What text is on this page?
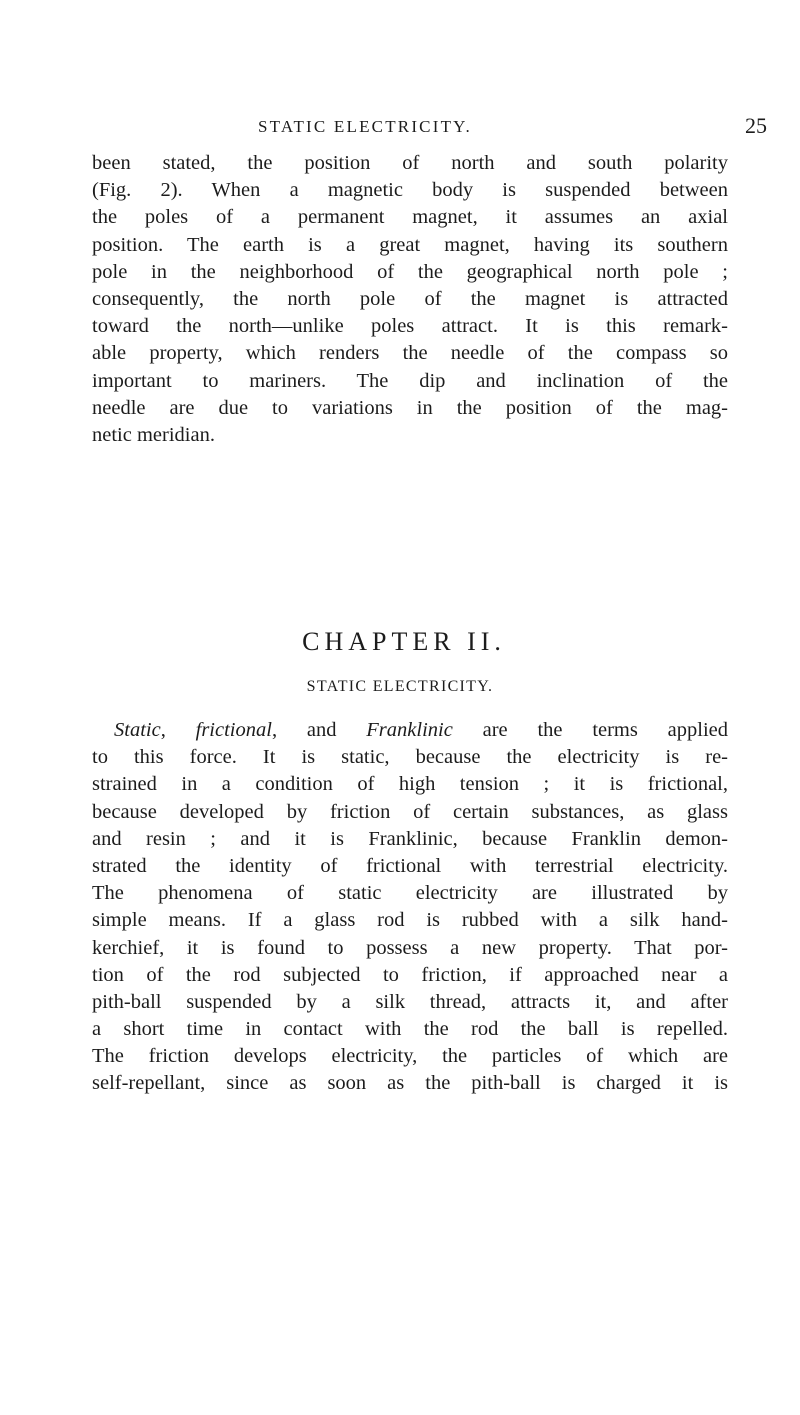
STATIC ELECTRICITY.	25
been stated, the position of north and south polarity
(Fig. 2). When a magnetic body is suspended between
the poles of a permanent magnet, it assumes an axial
position. The earth is a great magnet, having its southern
pole in the neighborhood of the geographical north pole ;
consequently, the north pole of the magnet is attracted
toward the north—unlike poles attract. It is this remark-
able property, which renders the needle of the compass so
important to mariners. The dip and inclination of the
needle are due to variations in the position of the mag-
netic meridian.
CHAPTER II.
STATIC ELECTRICITY.
Static, frictional, and Franklinic are the terms applied
to this force. It is static, because the electricity is re-
strained in a condition of high tension ; it is frictional,
because developed by friction of certain substances, as glass
and resin ; and it is Franklinic, because Franklin demon-
strated the identity of frictional with terrestrial electricity.
The phenomena of static electricity are illustrated by
simple means. If a glass rod is rubbed with a silk hand-
kerchief, it is found to possess a new property. That por-
tion of the rod subjected to friction, if approached near a
pith-ball suspended by a silk thread, attracts it, and after
a short time in contact with the rod the ball is repelled.
The friction develops electricity, the particles of which are
self-repellant, since as soon as the pith-ball is charged it is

________________________________________

**Exercise**
Repeat all the records above exactly, leaving out any pictures.

**Final result**
What text is on this page?
STATIC ELECTRICITY.	25
been stated, the position of north and south polarity
(Fig. 2). When a magnetic body is suspended between
the poles of a permanent magnet, it assumes an axial
position. The earth is a great magnet, having its southern
pole in the neighborhood of the geographical north pole ;
consequently, the north pole of the magnet is attracted
toward the north—unlike poles attract. It is this remark-
able property, which renders the needle of the compass so
important to mariners. The dip and inclination of the
needle are due to variations in the position of the mag-
netic meridian.
CHAPTER II.
STATIC ELECTRICITY.
Static, frictional, and Franklinic are the terms applied
to this force. It is static, because the electricity is re-
strained in a condition of high tension ; it is frictional,
because developed by friction of certain substances, as glass
and resin ; and it is Franklinic, because Franklin demon-
strated the identity of frictional with terrestrial electricity.
The phenomena of static electricity are illustrated by
simple means. If a glass rod is rubbed with a silk hand-
kerchief, it is found to possess a new property. That por-
tion of the rod subjected to friction, if approached near a
pith-ball suspended by a silk thread, attracts it, and after
a short time in contact with the rod the ball is repelled.
The friction develops electricity, the particles of which are
self-repellant, since as soon as the pith-ball is charged it is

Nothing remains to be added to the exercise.